> [SET TASK] Extract the data exactly, missing nothing.

> [INPUT MATERIAL]
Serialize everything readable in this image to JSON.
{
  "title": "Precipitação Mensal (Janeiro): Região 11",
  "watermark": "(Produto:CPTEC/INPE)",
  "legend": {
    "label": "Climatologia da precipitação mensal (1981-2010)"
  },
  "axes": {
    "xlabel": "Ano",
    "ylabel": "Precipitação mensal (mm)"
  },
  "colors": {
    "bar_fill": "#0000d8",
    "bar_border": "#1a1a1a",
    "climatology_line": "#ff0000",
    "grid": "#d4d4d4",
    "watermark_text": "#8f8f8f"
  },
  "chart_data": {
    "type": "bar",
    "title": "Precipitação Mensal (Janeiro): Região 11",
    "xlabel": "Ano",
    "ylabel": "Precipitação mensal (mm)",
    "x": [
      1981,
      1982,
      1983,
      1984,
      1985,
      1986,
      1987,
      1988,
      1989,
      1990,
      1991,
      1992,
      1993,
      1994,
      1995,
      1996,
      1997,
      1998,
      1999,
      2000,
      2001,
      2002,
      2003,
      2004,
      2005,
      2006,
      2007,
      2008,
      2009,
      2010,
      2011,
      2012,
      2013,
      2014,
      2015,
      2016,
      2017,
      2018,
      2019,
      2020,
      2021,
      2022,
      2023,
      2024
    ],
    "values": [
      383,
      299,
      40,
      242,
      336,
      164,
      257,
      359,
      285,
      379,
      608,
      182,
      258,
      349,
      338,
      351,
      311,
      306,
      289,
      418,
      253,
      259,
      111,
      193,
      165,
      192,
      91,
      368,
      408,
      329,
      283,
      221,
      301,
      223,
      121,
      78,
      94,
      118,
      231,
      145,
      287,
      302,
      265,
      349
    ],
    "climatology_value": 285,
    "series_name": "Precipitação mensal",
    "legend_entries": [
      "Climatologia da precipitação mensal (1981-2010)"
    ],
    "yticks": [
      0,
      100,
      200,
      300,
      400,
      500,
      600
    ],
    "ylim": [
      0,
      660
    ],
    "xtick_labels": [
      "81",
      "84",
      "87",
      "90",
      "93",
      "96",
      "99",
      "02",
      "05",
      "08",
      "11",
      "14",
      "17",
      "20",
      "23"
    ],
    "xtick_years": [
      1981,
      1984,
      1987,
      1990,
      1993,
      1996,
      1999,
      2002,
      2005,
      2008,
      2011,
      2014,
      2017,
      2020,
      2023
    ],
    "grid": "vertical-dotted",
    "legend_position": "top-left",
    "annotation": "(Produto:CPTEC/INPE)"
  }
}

> [EXERCISE RESPONSE]
Serialize everything readable in this image to JSON.
{
  "title": "Precipitação Mensal (Janeiro): Região 11",
  "watermark": "(Produto:CPTEC/INPE)",
  "legend": {
    "label": "Climatologia da precipitação mensal (1981-2010)"
  },
  "axes": {
    "xlabel": "Ano",
    "ylabel": "Precipitação mensal (mm)"
  },
  "colors": {
    "bar_fill": "#0000d8",
    "bar_border": "#1a1a1a",
    "climatology_line": "#ff0000",
    "grid": "#d4d4d4",
    "watermark_text": "#8f8f8f"
  },
  "chart_data": {
    "type": "bar",
    "title": "Precipitação Mensal (Janeiro): Região 11",
    "xlabel": "Ano",
    "ylabel": "Precipitação mensal (mm)",
    "x": [
      1981,
      1982,
      1983,
      1984,
      1985,
      1986,
      1987,
      1988,
      1989,
      1990,
      1991,
      1992,
      1993,
      1994,
      1995,
      1996,
      1997,
      1998,
      1999,
      2000,
      2001,
      2002,
      2003,
      2004,
      2005,
      2006,
      2007,
      2008,
      2009,
      2010,
      2011,
      2012,
      2013,
      2014,
      2015,
      2016,
      2017,
      2018,
      2019,
      2020,
      2021,
      2022,
      2023,
      2024
    ],
    "values": [
      383,
      299,
      40,
      242,
      336,
      164,
      257,
      359,
      285,
      379,
      608,
      182,
      258,
      349,
      338,
      351,
      311,
      306,
      289,
      418,
      253,
      259,
      111,
      193,
      165,
      192,
      91,
      368,
      408,
      329,
      283,
      221,
      301,
      223,
      121,
      78,
      94,
      118,
      231,
      145,
      287,
      302,
      265,
      349
    ],
    "climatology_value": 285,
    "series_name": "Precipitação mensal",
    "legend_entries": [
      "Climatologia da precipitação mensal (1981-2010)"
    ],
    "yticks": [
      0,
      100,
      200,
      300,
      400,
      500,
      600
    ],
    "ylim": [
      0,
      660
    ],
    "xtick_labels": [
      "81",
      "84",
      "87",
      "90",
      "93",
      "96",
      "99",
      "02",
      "05",
      "08",
      "11",
      "14",
      "17",
      "20",
      "23"
    ],
    "xtick_years": [
      1981,
      1984,
      1987,
      1990,
      1993,
      1996,
      1999,
      2002,
      2005,
      2008,
      2011,
      2014,
      2017,
      2020,
      2023
    ],
    "grid": "vertical-dotted",
    "legend_position": "top-left",
    "annotation": "(Produto:CPTEC/INPE)"
  }
}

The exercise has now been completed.